◆ **THE REQUEST**: Locate the string "values" in the records below. Copy every line where it occurs.

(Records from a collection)
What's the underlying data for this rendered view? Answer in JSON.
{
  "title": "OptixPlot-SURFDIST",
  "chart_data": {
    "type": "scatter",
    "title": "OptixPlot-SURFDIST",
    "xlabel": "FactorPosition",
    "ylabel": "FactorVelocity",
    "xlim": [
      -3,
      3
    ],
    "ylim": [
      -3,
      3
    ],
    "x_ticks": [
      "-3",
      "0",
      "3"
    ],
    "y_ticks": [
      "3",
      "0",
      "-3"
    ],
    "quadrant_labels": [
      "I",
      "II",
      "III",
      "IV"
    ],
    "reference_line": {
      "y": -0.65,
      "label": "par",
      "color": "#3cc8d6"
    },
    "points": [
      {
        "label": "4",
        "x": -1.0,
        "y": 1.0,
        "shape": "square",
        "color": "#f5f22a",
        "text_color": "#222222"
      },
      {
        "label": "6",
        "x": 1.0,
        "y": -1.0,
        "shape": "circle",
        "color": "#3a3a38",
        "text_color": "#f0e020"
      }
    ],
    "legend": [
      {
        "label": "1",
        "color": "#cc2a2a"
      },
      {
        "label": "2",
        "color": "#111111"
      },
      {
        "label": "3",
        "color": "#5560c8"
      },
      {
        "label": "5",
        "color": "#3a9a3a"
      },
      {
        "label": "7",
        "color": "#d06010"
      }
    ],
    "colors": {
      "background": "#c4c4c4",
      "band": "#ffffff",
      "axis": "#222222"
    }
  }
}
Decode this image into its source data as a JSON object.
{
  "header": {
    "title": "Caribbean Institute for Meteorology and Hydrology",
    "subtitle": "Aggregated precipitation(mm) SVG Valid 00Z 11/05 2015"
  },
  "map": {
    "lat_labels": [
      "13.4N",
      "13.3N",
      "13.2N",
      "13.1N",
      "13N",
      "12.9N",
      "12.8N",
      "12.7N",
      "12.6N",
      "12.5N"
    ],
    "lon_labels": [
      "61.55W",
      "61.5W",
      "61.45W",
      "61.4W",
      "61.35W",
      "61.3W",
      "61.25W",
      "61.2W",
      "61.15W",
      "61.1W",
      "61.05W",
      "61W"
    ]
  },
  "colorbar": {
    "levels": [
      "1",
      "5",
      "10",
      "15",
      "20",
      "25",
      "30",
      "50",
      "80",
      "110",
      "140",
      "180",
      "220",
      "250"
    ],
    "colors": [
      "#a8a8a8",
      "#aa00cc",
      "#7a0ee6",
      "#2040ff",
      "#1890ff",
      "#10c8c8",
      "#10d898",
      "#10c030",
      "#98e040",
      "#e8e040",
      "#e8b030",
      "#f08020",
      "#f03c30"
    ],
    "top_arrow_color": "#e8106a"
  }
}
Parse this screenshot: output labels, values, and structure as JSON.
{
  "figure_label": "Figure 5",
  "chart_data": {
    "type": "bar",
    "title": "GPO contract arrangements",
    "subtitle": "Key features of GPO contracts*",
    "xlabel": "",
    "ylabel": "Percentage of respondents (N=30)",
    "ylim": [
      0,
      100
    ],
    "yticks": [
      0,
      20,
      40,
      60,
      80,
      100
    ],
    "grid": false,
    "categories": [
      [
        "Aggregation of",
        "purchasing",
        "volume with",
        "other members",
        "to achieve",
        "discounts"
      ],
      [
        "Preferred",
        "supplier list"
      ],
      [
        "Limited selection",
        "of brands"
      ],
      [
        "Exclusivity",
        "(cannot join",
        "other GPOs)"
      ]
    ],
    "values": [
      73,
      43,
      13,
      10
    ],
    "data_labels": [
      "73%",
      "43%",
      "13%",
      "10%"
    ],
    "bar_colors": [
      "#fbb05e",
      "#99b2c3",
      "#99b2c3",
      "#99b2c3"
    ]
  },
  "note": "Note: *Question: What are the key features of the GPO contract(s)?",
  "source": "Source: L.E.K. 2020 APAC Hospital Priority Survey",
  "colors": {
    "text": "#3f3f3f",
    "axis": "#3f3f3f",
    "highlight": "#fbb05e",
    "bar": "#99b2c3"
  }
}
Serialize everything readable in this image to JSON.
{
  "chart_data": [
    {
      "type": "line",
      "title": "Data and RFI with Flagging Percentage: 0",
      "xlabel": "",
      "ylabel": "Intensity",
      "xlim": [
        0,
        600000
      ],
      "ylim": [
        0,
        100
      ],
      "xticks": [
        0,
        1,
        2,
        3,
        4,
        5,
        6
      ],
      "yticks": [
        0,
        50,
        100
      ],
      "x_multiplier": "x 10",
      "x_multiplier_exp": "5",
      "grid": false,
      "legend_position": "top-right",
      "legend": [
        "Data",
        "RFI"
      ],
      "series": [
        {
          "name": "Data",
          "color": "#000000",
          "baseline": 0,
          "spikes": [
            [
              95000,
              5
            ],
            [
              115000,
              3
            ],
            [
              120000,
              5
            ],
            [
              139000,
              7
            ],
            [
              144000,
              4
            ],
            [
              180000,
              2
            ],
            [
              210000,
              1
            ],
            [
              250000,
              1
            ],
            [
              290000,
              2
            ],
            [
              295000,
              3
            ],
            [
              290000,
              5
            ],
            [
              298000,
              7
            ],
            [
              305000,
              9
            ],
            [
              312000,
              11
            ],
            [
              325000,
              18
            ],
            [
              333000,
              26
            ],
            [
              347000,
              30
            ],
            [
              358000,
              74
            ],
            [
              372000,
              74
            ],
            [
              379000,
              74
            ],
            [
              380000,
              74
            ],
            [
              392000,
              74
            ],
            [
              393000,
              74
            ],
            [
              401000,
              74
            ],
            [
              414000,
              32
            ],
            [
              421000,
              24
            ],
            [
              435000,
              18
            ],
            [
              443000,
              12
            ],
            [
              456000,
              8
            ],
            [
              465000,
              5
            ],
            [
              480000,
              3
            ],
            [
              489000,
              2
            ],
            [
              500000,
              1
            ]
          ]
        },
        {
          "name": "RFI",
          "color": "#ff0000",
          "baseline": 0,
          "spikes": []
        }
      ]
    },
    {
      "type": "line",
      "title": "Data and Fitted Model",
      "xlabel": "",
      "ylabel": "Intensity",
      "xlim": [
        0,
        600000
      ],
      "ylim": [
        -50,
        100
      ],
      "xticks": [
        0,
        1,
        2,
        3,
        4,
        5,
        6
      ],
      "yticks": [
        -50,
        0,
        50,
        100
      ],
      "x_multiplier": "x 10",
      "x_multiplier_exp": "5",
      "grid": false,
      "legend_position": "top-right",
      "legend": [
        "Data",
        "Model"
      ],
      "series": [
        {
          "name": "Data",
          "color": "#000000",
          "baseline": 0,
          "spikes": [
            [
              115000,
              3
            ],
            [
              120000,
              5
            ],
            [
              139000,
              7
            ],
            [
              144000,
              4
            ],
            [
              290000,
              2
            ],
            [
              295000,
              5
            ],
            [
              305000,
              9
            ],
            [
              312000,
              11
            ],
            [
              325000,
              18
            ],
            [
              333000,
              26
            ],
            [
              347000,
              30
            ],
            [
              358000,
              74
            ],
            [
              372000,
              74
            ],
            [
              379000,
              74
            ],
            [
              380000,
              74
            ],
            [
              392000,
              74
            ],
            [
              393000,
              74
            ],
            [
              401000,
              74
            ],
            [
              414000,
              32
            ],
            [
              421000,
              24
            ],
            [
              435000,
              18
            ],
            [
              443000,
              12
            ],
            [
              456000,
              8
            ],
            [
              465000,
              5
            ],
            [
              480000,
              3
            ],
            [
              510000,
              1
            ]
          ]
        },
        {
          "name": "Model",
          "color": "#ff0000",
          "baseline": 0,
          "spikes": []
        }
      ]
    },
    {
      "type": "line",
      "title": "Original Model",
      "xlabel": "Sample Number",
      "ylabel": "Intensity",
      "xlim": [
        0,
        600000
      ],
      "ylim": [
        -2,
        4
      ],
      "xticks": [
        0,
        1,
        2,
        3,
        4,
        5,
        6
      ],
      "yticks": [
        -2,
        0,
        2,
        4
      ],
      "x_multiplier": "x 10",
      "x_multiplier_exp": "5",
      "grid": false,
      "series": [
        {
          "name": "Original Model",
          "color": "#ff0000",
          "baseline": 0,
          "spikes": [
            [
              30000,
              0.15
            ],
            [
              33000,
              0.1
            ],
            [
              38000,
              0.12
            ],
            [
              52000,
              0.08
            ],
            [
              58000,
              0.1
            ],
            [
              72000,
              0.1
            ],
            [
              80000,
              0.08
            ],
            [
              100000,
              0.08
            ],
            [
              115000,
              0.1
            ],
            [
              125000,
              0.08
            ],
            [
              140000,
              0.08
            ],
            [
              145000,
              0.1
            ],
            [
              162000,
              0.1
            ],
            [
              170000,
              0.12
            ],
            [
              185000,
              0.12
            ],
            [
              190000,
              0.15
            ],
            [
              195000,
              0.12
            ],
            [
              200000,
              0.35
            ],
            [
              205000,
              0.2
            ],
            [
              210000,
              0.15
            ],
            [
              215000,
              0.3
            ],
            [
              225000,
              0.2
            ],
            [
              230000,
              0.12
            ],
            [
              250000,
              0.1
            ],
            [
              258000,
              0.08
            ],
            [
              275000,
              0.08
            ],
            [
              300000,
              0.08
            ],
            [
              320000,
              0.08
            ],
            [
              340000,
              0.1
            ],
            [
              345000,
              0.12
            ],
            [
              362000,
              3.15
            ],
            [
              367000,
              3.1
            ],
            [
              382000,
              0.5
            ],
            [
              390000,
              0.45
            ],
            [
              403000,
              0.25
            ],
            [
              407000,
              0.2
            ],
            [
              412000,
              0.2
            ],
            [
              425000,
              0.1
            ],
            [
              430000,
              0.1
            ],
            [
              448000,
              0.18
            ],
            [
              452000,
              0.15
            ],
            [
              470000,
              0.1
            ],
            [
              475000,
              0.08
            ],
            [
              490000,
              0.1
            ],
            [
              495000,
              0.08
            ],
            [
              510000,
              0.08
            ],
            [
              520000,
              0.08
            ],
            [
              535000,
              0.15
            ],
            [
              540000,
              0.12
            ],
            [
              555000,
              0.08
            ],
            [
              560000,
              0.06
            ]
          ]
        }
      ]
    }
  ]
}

◆ **TASK RESULT**:
Parse this screenshot: output labels, values, and structure as JSON.
    "values": [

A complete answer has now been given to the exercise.